# 任务目标:
把下面记录里的每一行都摘录出来，一字不改。
### 所给记录
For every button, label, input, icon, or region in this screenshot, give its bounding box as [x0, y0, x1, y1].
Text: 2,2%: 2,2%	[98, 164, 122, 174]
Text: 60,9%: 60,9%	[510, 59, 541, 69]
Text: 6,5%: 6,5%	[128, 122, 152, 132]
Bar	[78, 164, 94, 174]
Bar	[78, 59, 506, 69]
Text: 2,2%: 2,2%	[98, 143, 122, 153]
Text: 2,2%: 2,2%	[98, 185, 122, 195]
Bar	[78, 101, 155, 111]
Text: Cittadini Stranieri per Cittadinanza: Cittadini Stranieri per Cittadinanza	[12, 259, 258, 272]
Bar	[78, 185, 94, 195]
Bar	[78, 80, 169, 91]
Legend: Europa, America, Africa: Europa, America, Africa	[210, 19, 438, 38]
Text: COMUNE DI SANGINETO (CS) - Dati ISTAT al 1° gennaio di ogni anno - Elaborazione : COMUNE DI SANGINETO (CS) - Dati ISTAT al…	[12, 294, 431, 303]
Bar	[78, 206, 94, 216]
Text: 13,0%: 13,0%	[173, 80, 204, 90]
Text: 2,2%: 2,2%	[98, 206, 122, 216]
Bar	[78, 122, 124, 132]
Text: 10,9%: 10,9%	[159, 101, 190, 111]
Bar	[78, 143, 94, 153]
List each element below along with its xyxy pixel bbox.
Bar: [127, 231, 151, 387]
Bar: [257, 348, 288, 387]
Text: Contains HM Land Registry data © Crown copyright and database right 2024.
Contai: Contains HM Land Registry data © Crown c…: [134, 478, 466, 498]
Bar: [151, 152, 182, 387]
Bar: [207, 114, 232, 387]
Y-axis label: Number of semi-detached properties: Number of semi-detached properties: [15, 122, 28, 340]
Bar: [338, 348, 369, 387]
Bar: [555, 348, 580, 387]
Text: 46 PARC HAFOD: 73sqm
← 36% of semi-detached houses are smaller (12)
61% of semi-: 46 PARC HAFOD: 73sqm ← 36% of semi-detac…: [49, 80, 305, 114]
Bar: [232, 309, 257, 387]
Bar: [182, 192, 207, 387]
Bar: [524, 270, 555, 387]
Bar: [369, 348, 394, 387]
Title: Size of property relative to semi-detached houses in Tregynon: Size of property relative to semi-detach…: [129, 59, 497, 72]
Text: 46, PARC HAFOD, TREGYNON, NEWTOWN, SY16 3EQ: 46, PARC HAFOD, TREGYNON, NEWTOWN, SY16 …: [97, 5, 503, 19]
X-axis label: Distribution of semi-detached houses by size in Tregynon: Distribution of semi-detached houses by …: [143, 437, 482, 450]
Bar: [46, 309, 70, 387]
######
# 本题输出:
For every button, label, input, icon, or region in this screenshot, give its bounding box as [x0, y0, x1, y1].
Text: 2,2%: 2,2%	[98, 164, 122, 174]
Text: 60,9%: 60,9%	[510, 59, 541, 69]
Text: 6,5%: 6,5%	[128, 122, 152, 132]
Bar	[78, 164, 94, 174]
Bar	[78, 59, 506, 69]
Text: 2,2%: 2,2%	[98, 143, 122, 153]
Text: 2,2%: 2,2%	[98, 185, 122, 195]
Bar	[78, 101, 155, 111]
Text: Cittadini Stranieri per Cittadinanza: Cittadini Stranieri per Cittadinanza	[12, 259, 258, 272]
Bar	[78, 185, 94, 195]
Bar	[78, 80, 169, 91]
Legend: Europa, America, Africa: Europa, America, Africa	[210, 19, 438, 38]
Text: COMUNE DI SANGINETO (CS) - Dati ISTAT al 1° gennaio di ogni anno - Elaborazione : COMUNE DI SANGINETO (CS) - Dati ISTAT al…	[12, 294, 431, 303]
Bar	[78, 206, 94, 216]
Text: 13,0%: 13,0%	[173, 80, 204, 90]
Text: 2,2%: 2,2%	[98, 206, 122, 216]
Bar	[78, 122, 124, 132]
Text: 10,9%: 10,9%	[159, 101, 190, 111]
Bar	[78, 143, 94, 153]
List each element below along with its xyxy pixel bbox.
Bar: [127, 231, 151, 387]
Bar: [257, 348, 288, 387]
Text: Contains HM Land Registry data © Crown copyright and database right 2024.
Contai: Contains HM Land Registry data © Crown c…: [134, 478, 466, 498]
Bar: [151, 152, 182, 387]
Bar: [207, 114, 232, 387]
Y-axis label: Number of semi-detached properties: Number of semi-detached properties: [15, 122, 28, 340]
Bar: [338, 348, 369, 387]
Bar: [555, 348, 580, 387]
Text: 46 PARC HAFOD: 73sqm
← 36% of semi-detached houses are smaller (12)
61% of semi-: 46 PARC HAFOD: 73sqm ← 36% of semi-detac…: [49, 80, 305, 114]
Bar: [232, 309, 257, 387]
Bar: [182, 192, 207, 387]
Bar: [524, 270, 555, 387]
Bar: [369, 348, 394, 387]
Title: Size of property relative to semi-detached houses in Tregynon: Size of property relative to semi-detach…: [129, 59, 497, 72]
Text: 46, PARC HAFOD, TREGYNON, NEWTOWN, SY16 3EQ: 46, PARC HAFOD, TREGYNON, NEWTOWN, SY16 …: [97, 5, 503, 19]
X-axis label: Distribution of semi-detached houses by size in Tregynon: Distribution of semi-detached houses by …: [143, 437, 482, 450]
Bar: [46, 309, 70, 387]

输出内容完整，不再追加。